Your goal
Return all of the data exactly, with nothing left out but the pictures.

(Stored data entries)
╔══
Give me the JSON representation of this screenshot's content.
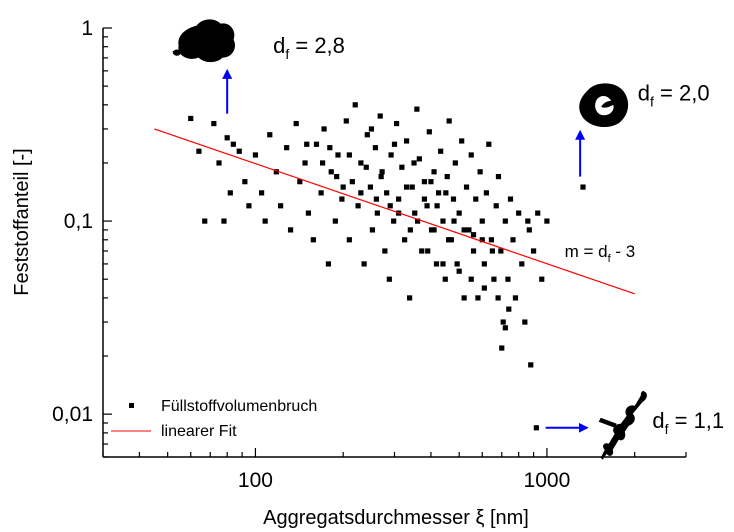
{
  "chart_data": {
    "type": "scatter",
    "title": "",
    "xlabel": "Aggregatsdurchmesser ξ [nm]",
    "ylabel": "Feststoffanteil [-]",
    "x_scale": "log",
    "y_scale": "log",
    "xlim": [
      30,
      3000
    ],
    "ylim": [
      0.006,
      1
    ],
    "x_ticks": [
      100,
      1000
    ],
    "x_tick_labels": [
      "100",
      "1000"
    ],
    "y_ticks": [
      0.01,
      0.1,
      1
    ],
    "y_tick_labels": [
      "0,01",
      "0,1",
      "1"
    ],
    "grid": false,
    "legend_position": "bottom-left",
    "colors": {
      "points": "#000000",
      "fit": "#ff0000",
      "arrows": "#0000ff"
    },
    "series": [
      {
        "name": "Füllstoffvolumenbruch",
        "kind": "scatter",
        "points": [
          [
            60,
            0.34
          ],
          [
            64,
            0.23
          ],
          [
            67,
            0.1
          ],
          [
            72,
            0.32
          ],
          [
            75,
            0.2
          ],
          [
            78,
            0.1
          ],
          [
            80,
            0.27
          ],
          [
            82,
            0.14
          ],
          [
            84,
            0.25
          ],
          [
            88,
            0.23
          ],
          [
            92,
            0.16
          ],
          [
            95,
            0.12
          ],
          [
            100,
            0.22
          ],
          [
            105,
            0.14
          ],
          [
            108,
            0.1
          ],
          [
            112,
            0.28
          ],
          [
            118,
            0.18
          ],
          [
            122,
            0.12
          ],
          [
            128,
            0.24
          ],
          [
            132,
            0.09
          ],
          [
            138,
            0.32
          ],
          [
            142,
            0.16
          ],
          [
            148,
            0.2
          ],
          [
            152,
            0.11
          ],
          [
            158,
            0.08
          ],
          [
            162,
            0.25
          ],
          [
            168,
            0.14
          ],
          [
            172,
            0.3
          ],
          [
            178,
            0.06
          ],
          [
            182,
            0.18
          ],
          [
            188,
            0.1
          ],
          [
            192,
            0.22
          ],
          [
            198,
            0.13
          ],
          [
            205,
            0.33
          ],
          [
            210,
            0.08
          ],
          [
            215,
            0.16
          ],
          [
            220,
            0.4
          ],
          [
            225,
            0.12
          ],
          [
            230,
            0.2
          ],
          [
            236,
            0.06
          ],
          [
            242,
            0.28
          ],
          [
            248,
            0.15
          ],
          [
            252,
            0.09
          ],
          [
            258,
            0.24
          ],
          [
            262,
            0.11
          ],
          [
            268,
            0.35
          ],
          [
            272,
            0.18
          ],
          [
            278,
            0.07
          ],
          [
            282,
            0.14
          ],
          [
            288,
            0.05
          ],
          [
            292,
            0.22
          ],
          [
            298,
            0.1
          ],
          [
            305,
            0.32
          ],
          [
            310,
            0.13
          ],
          [
            318,
            0.19
          ],
          [
            325,
            0.08
          ],
          [
            330,
            0.26
          ],
          [
            338,
            0.04
          ],
          [
            345,
            0.15
          ],
          [
            352,
            0.11
          ],
          [
            358,
            0.38
          ],
          [
            365,
            0.21
          ],
          [
            372,
            0.07
          ],
          [
            380,
            0.16
          ],
          [
            388,
            0.12
          ],
          [
            395,
            0.29
          ],
          [
            402,
            0.09
          ],
          [
            410,
            0.18
          ],
          [
            418,
            0.06
          ],
          [
            425,
            0.14
          ],
          [
            432,
            0.23
          ],
          [
            440,
            0.1
          ],
          [
            448,
            0.05
          ],
          [
            455,
            0.17
          ],
          [
            462,
            0.33
          ],
          [
            470,
            0.08
          ],
          [
            478,
            0.13
          ],
          [
            485,
            0.2
          ],
          [
            492,
            0.06
          ],
          [
            500,
            0.11
          ],
          [
            510,
            0.26
          ],
          [
            520,
            0.04
          ],
          [
            530,
            0.15
          ],
          [
            540,
            0.09
          ],
          [
            550,
            0.22
          ],
          [
            560,
            0.07
          ],
          [
            570,
            0.13
          ],
          [
            580,
            0.04
          ],
          [
            590,
            0.18
          ],
          [
            600,
            0.1
          ],
          [
            610,
            0.06
          ],
          [
            620,
            0.14
          ],
          [
            632,
            0.25
          ],
          [
            645,
            0.08
          ],
          [
            658,
            0.05
          ],
          [
            670,
            0.12
          ],
          [
            682,
            0.17
          ],
          [
            695,
            0.07
          ],
          [
            708,
            0.03
          ],
          [
            720,
            0.1
          ],
          [
            735,
            0.05
          ],
          [
            750,
            0.13
          ],
          [
            765,
            0.08
          ],
          [
            780,
            0.04
          ],
          [
            800,
            0.11
          ],
          [
            820,
            0.06
          ],
          [
            840,
            0.03
          ],
          [
            870,
            0.09
          ],
          [
            900,
            0.07
          ],
          [
            930,
            0.11
          ],
          [
            960,
            0.05
          ],
          [
            880,
            0.018
          ],
          [
            920,
            0.0085
          ],
          [
            1330,
            0.15
          ],
          [
            1000,
            0.1
          ],
          [
            860,
            0.1
          ],
          [
            720,
            0.028
          ],
          [
            700,
            0.022
          ],
          [
            250,
            0.3
          ],
          [
            300,
            0.25
          ],
          [
            350,
            0.2
          ],
          [
            400,
            0.16
          ],
          [
            450,
            0.14
          ],
          [
            150,
            0.25
          ],
          [
            180,
            0.24
          ],
          [
            210,
            0.22
          ],
          [
            240,
            0.19
          ],
          [
            270,
            0.17
          ],
          [
            330,
            0.15
          ],
          [
            380,
            0.13
          ],
          [
            420,
            0.12
          ],
          [
            480,
            0.1
          ],
          [
            520,
            0.09
          ],
          [
            560,
            0.085
          ],
          [
            600,
            0.08
          ],
          [
            650,
            0.07
          ],
          [
            200,
            0.15
          ],
          [
            260,
            0.13
          ],
          [
            310,
            0.11
          ],
          [
            360,
            0.1
          ],
          [
            410,
            0.09
          ],
          [
            460,
            0.08
          ],
          [
            170,
            0.2
          ],
          [
            190,
            0.17
          ],
          [
            230,
            0.14
          ],
          [
            290,
            0.12
          ],
          [
            340,
            0.09
          ],
          [
            390,
            0.07
          ],
          [
            440,
            0.06
          ],
          [
            500,
            0.055
          ],
          [
            550,
            0.05
          ],
          [
            610,
            0.045
          ],
          [
            680,
            0.04
          ],
          [
            740,
            0.035
          ]
        ]
      },
      {
        "name": "linearer Fit",
        "kind": "line",
        "points": [
          [
            45,
            0.3
          ],
          [
            2000,
            0.042
          ]
        ]
      }
    ],
    "annotations": [
      {
        "base": "d",
        "sub": "f",
        "suffix": " = 2,8",
        "shape": "compact",
        "label_at": [
          115,
          0.74
        ],
        "shape_at": [
          68,
          0.85
        ],
        "arrow": {
          "from": [
            80,
            0.36
          ],
          "to": [
            80,
            0.6
          ]
        }
      },
      {
        "base": "d",
        "sub": "f",
        "suffix": " = 2,0",
        "shape": "ring",
        "label_at": [
          2050,
          0.42
        ],
        "shape_at": [
          1560,
          0.4
        ],
        "arrow": {
          "from": [
            1300,
            0.17
          ],
          "to": [
            1300,
            0.29
          ]
        }
      },
      {
        "base": "m = d",
        "sub": "f",
        "suffix": " - 3",
        "shape": "none",
        "label_at": [
          1150,
          0.065
        ]
      },
      {
        "base": "d",
        "sub": "f",
        "suffix": " = 1,1",
        "shape": "branched",
        "label_at": [
          2300,
          0.0085
        ],
        "shape_at": [
          1820,
          0.0085
        ],
        "arrow": {
          "from": [
            990,
            0.0085
          ],
          "to": [
            1370,
            0.0085
          ]
        }
      }
    ]
  }
}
╚══
Correct output
Give me the JSON representation of this screenshot's content.
{
  "chart_data": {
    "type": "scatter",
    "title": "",
    "xlabel": "Aggregatsdurchmesser ξ [nm]",
    "ylabel": "Feststoffanteil [-]",
    "x_scale": "log",
    "y_scale": "log",
    "xlim": [
      30,
      3000
    ],
    "ylim": [
      0.006,
      1
    ],
    "x_ticks": [
      100,
      1000
    ],
    "x_tick_labels": [
      "100",
      "1000"
    ],
    "y_ticks": [
      0.01,
      0.1,
      1
    ],
    "y_tick_labels": [
      "0,01",
      "0,1",
      "1"
    ],
    "grid": false,
    "legend_position": "bottom-left",
    "colors": {
      "points": "#000000",
      "fit": "#ff0000",
      "arrows": "#0000ff"
    },
    "series": [
      {
        "name": "Füllstoffvolumenbruch",
        "kind": "scatter",
        "points": [
          [
            60,
            0.34
          ],
          [
            64,
            0.23
          ],
          [
            67,
            0.1
          ],
          [
            72,
            0.32
          ],
          [
            75,
            0.2
          ],
          [
            78,
            0.1
          ],
          [
            80,
            0.27
          ],
          [
            82,
            0.14
          ],
          [
            84,
            0.25
          ],
          [
            88,
            0.23
          ],
          [
            92,
            0.16
          ],
          [
            95,
            0.12
          ],
          [
            100,
            0.22
          ],
          [
            105,
            0.14
          ],
          [
            108,
            0.1
          ],
          [
            112,
            0.28
          ],
          [
            118,
            0.18
          ],
          [
            122,
            0.12
          ],
          [
            128,
            0.24
          ],
          [
            132,
            0.09
          ],
          [
            138,
            0.32
          ],
          [
            142,
            0.16
          ],
          [
            148,
            0.2
          ],
          [
            152,
            0.11
          ],
          [
            158,
            0.08
          ],
          [
            162,
            0.25
          ],
          [
            168,
            0.14
          ],
          [
            172,
            0.3
          ],
          [
            178,
            0.06
          ],
          [
            182,
            0.18
          ],
          [
            188,
            0.1
          ],
          [
            192,
            0.22
          ],
          [
            198,
            0.13
          ],
          [
            205,
            0.33
          ],
          [
            210,
            0.08
          ],
          [
            215,
            0.16
          ],
          [
            220,
            0.4
          ],
          [
            225,
            0.12
          ],
          [
            230,
            0.2
          ],
          [
            236,
            0.06
          ],
          [
            242,
            0.28
          ],
          [
            248,
            0.15
          ],
          [
            252,
            0.09
          ],
          [
            258,
            0.24
          ],
          [
            262,
            0.11
          ],
          [
            268,
            0.35
          ],
          [
            272,
            0.18
          ],
          [
            278,
            0.07
          ],
          [
            282,
            0.14
          ],
          [
            288,
            0.05
          ],
          [
            292,
            0.22
          ],
          [
            298,
            0.1
          ],
          [
            305,
            0.32
          ],
          [
            310,
            0.13
          ],
          [
            318,
            0.19
          ],
          [
            325,
            0.08
          ],
          [
            330,
            0.26
          ],
          [
            338,
            0.04
          ],
          [
            345,
            0.15
          ],
          [
            352,
            0.11
          ],
          [
            358,
            0.38
          ],
          [
            365,
            0.21
          ],
          [
            372,
            0.07
          ],
          [
            380,
            0.16
          ],
          [
            388,
            0.12
          ],
          [
            395,
            0.29
          ],
          [
            402,
            0.09
          ],
          [
            410,
            0.18
          ],
          [
            418,
            0.06
          ],
          [
            425,
            0.14
          ],
          [
            432,
            0.23
          ],
          [
            440,
            0.1
          ],
          [
            448,
            0.05
          ],
          [
            455,
            0.17
          ],
          [
            462,
            0.33
          ],
          [
            470,
            0.08
          ],
          [
            478,
            0.13
          ],
          [
            485,
            0.2
          ],
          [
            492,
            0.06
          ],
          [
            500,
            0.11
          ],
          [
            510,
            0.26
          ],
          [
            520,
            0.04
          ],
          [
            530,
            0.15
          ],
          [
            540,
            0.09
          ],
          [
            550,
            0.22
          ],
          [
            560,
            0.07
          ],
          [
            570,
            0.13
          ],
          [
            580,
            0.04
          ],
          [
            590,
            0.18
          ],
          [
            600,
            0.1
          ],
          [
            610,
            0.06
          ],
          [
            620,
            0.14
          ],
          [
            632,
            0.25
          ],
          [
            645,
            0.08
          ],
          [
            658,
            0.05
          ],
          [
            670,
            0.12
          ],
          [
            682,
            0.17
          ],
          [
            695,
            0.07
          ],
          [
            708,
            0.03
          ],
          [
            720,
            0.1
          ],
          [
            735,
            0.05
          ],
          [
            750,
            0.13
          ],
          [
            765,
            0.08
          ],
          [
            780,
            0.04
          ],
          [
            800,
            0.11
          ],
          [
            820,
            0.06
          ],
          [
            840,
            0.03
          ],
          [
            870,
            0.09
          ],
          [
            900,
            0.07
          ],
          [
            930,
            0.11
          ],
          [
            960,
            0.05
          ],
          [
            880,
            0.018
          ],
          [
            920,
            0.0085
          ],
          [
            1330,
            0.15
          ],
          [
            1000,
            0.1
          ],
          [
            860,
            0.1
          ],
          [
            720,
            0.028
          ],
          [
            700,
            0.022
          ],
          [
            250,
            0.3
          ],
          [
            300,
            0.25
          ],
          [
            350,
            0.2
          ],
          [
            400,
            0.16
          ],
          [
            450,
            0.14
          ],
          [
            150,
            0.25
          ],
          [
            180,
            0.24
          ],
          [
            210,
            0.22
          ],
          [
            240,
            0.19
          ],
          [
            270,
            0.17
          ],
          [
            330,
            0.15
          ],
          [
            380,
            0.13
          ],
          [
            420,
            0.12
          ],
          [
            480,
            0.1
          ],
          [
            520,
            0.09
          ],
          [
            560,
            0.085
          ],
          [
            600,
            0.08
          ],
          [
            650,
            0.07
          ],
          [
            200,
            0.15
          ],
          [
            260,
            0.13
          ],
          [
            310,
            0.11
          ],
          [
            360,
            0.1
          ],
          [
            410,
            0.09
          ],
          [
            460,
            0.08
          ],
          [
            170,
            0.2
          ],
          [
            190,
            0.17
          ],
          [
            230,
            0.14
          ],
          [
            290,
            0.12
          ],
          [
            340,
            0.09
          ],
          [
            390,
            0.07
          ],
          [
            440,
            0.06
          ],
          [
            500,
            0.055
          ],
          [
            550,
            0.05
          ],
          [
            610,
            0.045
          ],
          [
            680,
            0.04
          ],
          [
            740,
            0.035
          ]
        ]
      },
      {
        "name": "linearer Fit",
        "kind": "line",
        "points": [
          [
            45,
            0.3
          ],
          [
            2000,
            0.042
          ]
        ]
      }
    ],
    "annotations": [
      {
        "base": "d",
        "sub": "f",
        "suffix": " = 2,8",
        "shape": "compact",
        "label_at": [
          115,
          0.74
        ],
        "shape_at": [
          68,
          0.85
        ],
        "arrow": {
          "from": [
            80,
            0.36
          ],
          "to": [
            80,
            0.6
          ]
        }
      },
      {
        "base": "d",
        "sub": "f",
        "suffix": " = 2,0",
        "shape": "ring",
        "label_at": [
          2050,
          0.42
        ],
        "shape_at": [
          1560,
          0.4
        ],
        "arrow": {
          "from": [
            1300,
            0.17
          ],
          "to": [
            1300,
            0.29
          ]
        }
      },
      {
        "base": "m = d",
        "sub": "f",
        "suffix": " - 3",
        "shape": "none",
        "label_at": [
          1150,
          0.065
        ]
      },
      {
        "base": "d",
        "sub": "f",
        "suffix": " = 1,1",
        "shape": "branched",
        "label_at": [
          2300,
          0.0085
        ],
        "shape_at": [
          1820,
          0.0085
        ],
        "arrow": {
          "from": [
            990,
            0.0085
          ],
          "to": [
            1370,
            0.0085
          ]
        }
      }
    ]
  }
}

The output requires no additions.